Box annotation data

>>>>>

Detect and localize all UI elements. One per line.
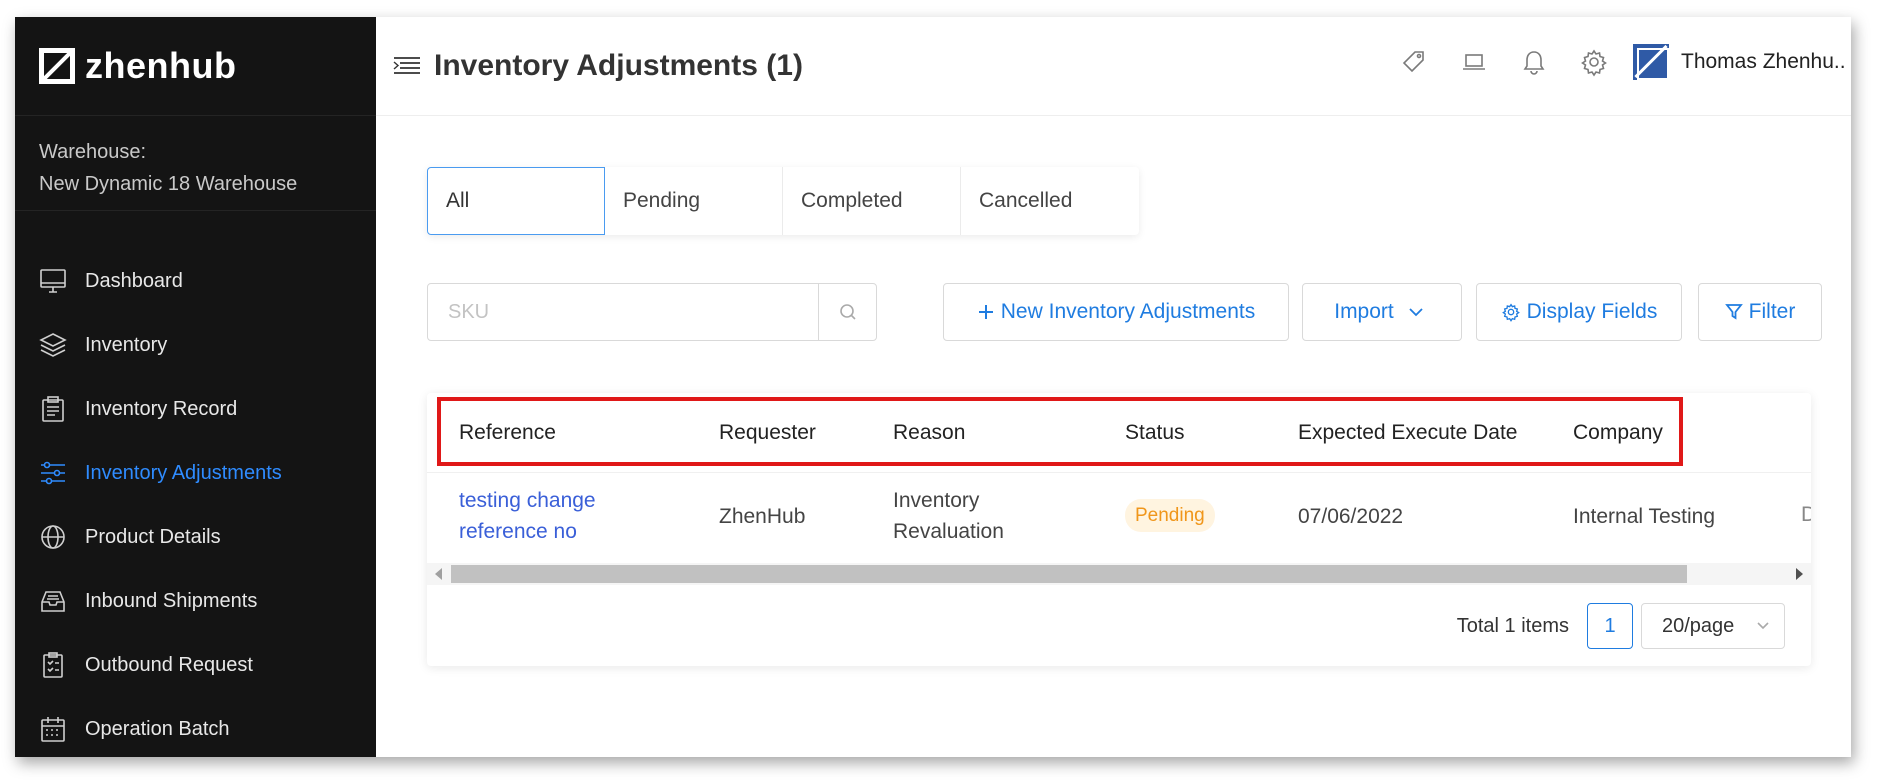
filter-icon <box>1724 304 1743 320</box>
warehouse-selector[interactable]: Warehouse: New Dynamic 18 Warehouse <box>15 116 376 211</box>
page-title: Inventory Adjustments (1) <box>434 49 803 82</box>
scroll-left-icon[interactable] <box>435 568 442 580</box>
brand-logo[interactable]: zhenhub <box>15 17 376 116</box>
chevron-down-icon <box>1409 308 1423 317</box>
table-row[interactable]: testing change reference no ZhenHub Inve… <box>427 473 1811 563</box>
adjustments-table: Reference Requester Reason Status Expect… <box>427 393 1811 666</box>
clipboard-record-icon <box>42 396 64 422</box>
header-highlight-box <box>437 397 1683 466</box>
table-header: Reference Requester Reason Status Expect… <box>427 393 1811 473</box>
gear-icon[interactable] <box>1579 47 1609 77</box>
status-tabs: All Pending Completed Cancelled <box>427 167 1139 235</box>
overflow-cell: D <box>1801 503 1811 526</box>
laptop-icon[interactable] <box>1459 47 1489 77</box>
tab-all[interactable]: All <box>427 167 605 235</box>
sidebar-item-label: Product Details <box>85 525 221 548</box>
scrollbar-thumb[interactable] <box>451 565 1687 583</box>
search-icon <box>839 304 856 320</box>
logo-mark-icon <box>39 48 75 84</box>
sidebar-item-label: Dashboard <box>85 269 183 292</box>
header-actions: Thomas Zhenhu.. <box>1399 44 1851 80</box>
page-size-select[interactable]: 20/page <box>1641 603 1785 649</box>
search-button[interactable] <box>818 284 876 340</box>
status-badge: Pending <box>1125 499 1215 532</box>
reference-line: testing change <box>459 489 596 512</box>
avatar[interactable] <box>1633 44 1669 80</box>
gear-icon <box>1501 303 1520 322</box>
warehouse-label: Warehouse: <box>39 141 147 163</box>
checklist-icon <box>43 652 63 678</box>
reference-link[interactable]: testing change reference no <box>459 485 596 547</box>
sidebar-item-operation-batch[interactable]: Operation Batch <box>15 697 376 757</box>
reason-cell: Inventory Revaluation <box>893 485 1004 547</box>
layers-icon <box>39 333 67 357</box>
sidebar-item-label: Operation Batch <box>85 717 230 740</box>
tag-icon[interactable] <box>1399 47 1429 77</box>
sidebar-item-inventory-record[interactable]: Inventory Record <box>15 377 376 441</box>
scroll-right-icon[interactable] <box>1796 568 1803 580</box>
pagination: Total 1 items 1 20/page <box>1457 603 1785 649</box>
reference-line: reference no <box>459 520 577 543</box>
filter-label: Filter <box>1748 300 1796 323</box>
sliders-icon <box>41 461 65 485</box>
globe-icon <box>41 525 65 549</box>
user-name[interactable]: Thomas Zhenhu.. <box>1681 50 1851 74</box>
sidebar-nav: Dashboard Inventory Inventory Record Inv… <box>15 211 376 757</box>
sidebar-item-dashboard[interactable]: Dashboard <box>15 249 376 313</box>
calendar-icon <box>41 717 65 742</box>
page-1-button[interactable]: 1 <box>1587 603 1633 649</box>
app-window: zhenhub Warehouse: New Dynamic 18 Wareho… <box>15 17 1851 757</box>
sidebar-item-label: Inventory <box>85 333 168 356</box>
sidebar-item-label: Inventory Record <box>85 397 238 420</box>
import-dropdown-button[interactable]: Import <box>1302 283 1462 341</box>
sidebar-item-outbound-request[interactable]: Outbound Request <box>15 633 376 697</box>
brand-name: zhenhub <box>85 45 237 86</box>
menu-toggle-icon[interactable] <box>392 54 422 78</box>
requester-cell: ZhenHub <box>719 505 806 528</box>
reason-line: Revaluation <box>893 520 1004 543</box>
sku-search <box>427 283 877 341</box>
filter-button[interactable]: Filter <box>1698 283 1822 341</box>
sku-search-input[interactable] <box>428 284 818 340</box>
sidebar-item-label: Inventory Adjustments <box>85 461 282 484</box>
top-bar: Inventory Adjustments (1) Thomas Zhenhu.… <box>376 17 1851 116</box>
sidebar-item-label: Outbound Request <box>85 653 253 676</box>
reason-line: Inventory <box>893 489 980 512</box>
sidebar-item-label: Inbound Shipments <box>85 589 258 612</box>
new-inventory-adjustment-button[interactable]: New Inventory Adjustments <box>943 283 1289 341</box>
monitor-icon <box>40 269 66 293</box>
tab-cancelled[interactable]: Cancelled <box>961 167 1139 235</box>
sidebar-item-inventory-adjustments[interactable]: Inventory Adjustments <box>15 441 376 505</box>
warehouse-name: New Dynamic 18 Warehouse <box>39 173 298 195</box>
total-items: Total 1 items <box>1456 614 1569 637</box>
sidebar-item-inbound-shipments[interactable]: Inbound Shipments <box>15 569 376 633</box>
expected-date-cell: 07/06/2022 <box>1298 505 1404 528</box>
inbox-icon <box>41 591 65 612</box>
page-size-value: 20/page <box>1662 614 1735 637</box>
import-button-label: Import <box>1334 300 1394 323</box>
display-fields-button[interactable]: Display Fields <box>1476 283 1682 341</box>
horizontal-scrollbar[interactable] <box>427 563 1811 585</box>
tab-completed[interactable]: Completed <box>783 167 961 235</box>
tab-pending[interactable]: Pending <box>605 167 783 235</box>
display-fields-label: Display Fields <box>1526 300 1658 323</box>
sidebar: zhenhub Warehouse: New Dynamic 18 Wareho… <box>15 17 376 757</box>
chevron-down-icon <box>1757 622 1769 630</box>
plus-icon <box>978 305 993 319</box>
new-button-label: New Inventory Adjustments <box>1000 300 1256 323</box>
company-cell: Internal Testing <box>1573 505 1716 528</box>
bell-icon[interactable] <box>1519 47 1549 77</box>
sidebar-item-product-details[interactable]: Product Details <box>15 505 376 569</box>
sidebar-item-inventory[interactable]: Inventory <box>15 313 376 377</box>
main-content: Inventory Adjustments (1) Thomas Zhenhu.… <box>376 17 1851 757</box>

<<<<<

Copy out every line of the entries above word for word, leaving the pictures out.

Detect and localize all UI elements. One per line.
filter-icon <box>1724 304 1743 320</box>
warehouse-selector[interactable]: Warehouse: New Dynamic 18 Warehouse <box>15 116 376 211</box>
page-title: Inventory Adjustments (1) <box>434 49 803 82</box>
scroll-left-icon[interactable] <box>435 568 442 580</box>
brand-logo[interactable]: zhenhub <box>15 17 376 116</box>
chevron-down-icon <box>1409 308 1423 317</box>
table-row[interactable]: testing change reference no ZhenHub Inve… <box>427 473 1811 563</box>
adjustments-table: Reference Requester Reason Status Expect… <box>427 393 1811 666</box>
clipboard-record-icon <box>42 396 64 422</box>
header-highlight-box <box>437 397 1683 466</box>
table-header: Reference Requester Reason Status Expect… <box>427 393 1811 473</box>
gear-icon[interactable] <box>1579 47 1609 77</box>
status-tabs: All Pending Completed Cancelled <box>427 167 1139 235</box>
overflow-cell: D <box>1801 503 1811 526</box>
laptop-icon[interactable] <box>1459 47 1489 77</box>
tab-all[interactable]: All <box>427 167 605 235</box>
sidebar-item-label: Product Details <box>85 525 221 548</box>
scrollbar-thumb[interactable] <box>451 565 1687 583</box>
search-icon <box>839 304 856 320</box>
logo-mark-icon <box>39 48 75 84</box>
sidebar-item-label: Dashboard <box>85 269 183 292</box>
header-actions: Thomas Zhenhu.. <box>1399 44 1851 80</box>
page-size-select[interactable]: 20/page <box>1641 603 1785 649</box>
search-button[interactable] <box>818 284 876 340</box>
status-badge: Pending <box>1125 499 1215 532</box>
reference-line: testing change <box>459 489 596 512</box>
avatar[interactable] <box>1633 44 1669 80</box>
gear-icon <box>1501 303 1520 322</box>
warehouse-label: Warehouse: <box>39 141 147 163</box>
checklist-icon <box>43 652 63 678</box>
reference-link[interactable]: testing change reference no <box>459 485 596 547</box>
sidebar-item-operation-batch[interactable]: Operation Batch <box>15 697 376 757</box>
reason-cell: Inventory Revaluation <box>893 485 1004 547</box>
layers-icon <box>39 333 67 357</box>
sidebar-item-label: Operation Batch <box>85 717 230 740</box>
tag-icon[interactable] <box>1399 47 1429 77</box>
sidebar-item-inventory-record[interactable]: Inventory Record <box>15 377 376 441</box>
scroll-right-icon[interactable] <box>1796 568 1803 580</box>
pagination: Total 1 items 1 20/page <box>1457 603 1785 649</box>
reference-line: reference no <box>459 520 577 543</box>
filter-label: Filter <box>1748 300 1796 323</box>
sliders-icon <box>41 461 65 485</box>
globe-icon <box>41 525 65 549</box>
user-name[interactable]: Thomas Zhenhu.. <box>1681 50 1851 74</box>
sidebar-nav: Dashboard Inventory Inventory Record Inv… <box>15 211 376 757</box>
sidebar-item-dashboard[interactable]: Dashboard <box>15 249 376 313</box>
calendar-icon <box>41 717 65 742</box>
page-1-button[interactable]: 1 <box>1587 603 1633 649</box>
app-window: zhenhub Warehouse: New Dynamic 18 Wareho… <box>15 17 1851 757</box>
sidebar-item-label: Inventory <box>85 333 168 356</box>
sidebar-item-label: Inventory Record <box>85 397 238 420</box>
import-dropdown-button[interactable]: Import <box>1302 283 1462 341</box>
sidebar-item-outbound-request[interactable]: Outbound Request <box>15 633 376 697</box>
brand-name: zhenhub <box>85 45 237 86</box>
menu-toggle-icon[interactable] <box>392 54 422 78</box>
requester-cell: ZhenHub <box>719 505 806 528</box>
reason-line: Revaluation <box>893 520 1004 543</box>
sku-search <box>427 283 877 341</box>
filter-button[interactable]: Filter <box>1698 283 1822 341</box>
sku-search-input[interactable] <box>428 284 818 340</box>
sidebar-item-label: Inventory Adjustments <box>85 461 282 484</box>
top-bar: Inventory Adjustments (1) Thomas Zhenhu.… <box>376 17 1851 116</box>
sidebar-item-label: Outbound Request <box>85 653 253 676</box>
reason-line: Inventory <box>893 489 980 512</box>
sidebar-item-label: Inbound Shipments <box>85 589 258 612</box>
new-inventory-adjustment-button[interactable]: New Inventory Adjustments <box>943 283 1289 341</box>
monitor-icon <box>40 269 66 293</box>
tab-cancelled[interactable]: Cancelled <box>961 167 1139 235</box>
sidebar-item-inventory-adjustments[interactable]: Inventory Adjustments <box>15 441 376 505</box>
warehouse-name: New Dynamic 18 Warehouse <box>39 173 298 195</box>
total-items: Total 1 items <box>1456 614 1569 637</box>
sidebar-item-inbound-shipments[interactable]: Inbound Shipments <box>15 569 376 633</box>
expected-date-cell: 07/06/2022 <box>1298 505 1404 528</box>
inbox-icon <box>41 591 65 612</box>
page-size-value: 20/page <box>1662 614 1735 637</box>
import-button-label: Import <box>1334 300 1394 323</box>
display-fields-button[interactable]: Display Fields <box>1476 283 1682 341</box>
horizontal-scrollbar[interactable] <box>427 563 1811 585</box>
tab-completed[interactable]: Completed <box>783 167 961 235</box>
tab-pending[interactable]: Pending <box>605 167 783 235</box>
display-fields-label: Display Fields <box>1526 300 1658 323</box>
sidebar: zhenhub Warehouse: New Dynamic 18 Wareho… <box>15 17 376 757</box>
chevron-down-icon <box>1757 622 1769 630</box>
plus-icon <box>978 305 993 319</box>
new-button-label: New Inventory Adjustments <box>1000 300 1256 323</box>
company-cell: Internal Testing <box>1573 505 1716 528</box>
bell-icon[interactable] <box>1519 47 1549 77</box>
sidebar-item-product-details[interactable]: Product Details <box>15 505 376 569</box>
sidebar-item-inventory[interactable]: Inventory <box>15 313 376 377</box>
main-content: Inventory Adjustments (1) Thomas Zhenhu.… <box>376 17 1851 757</box>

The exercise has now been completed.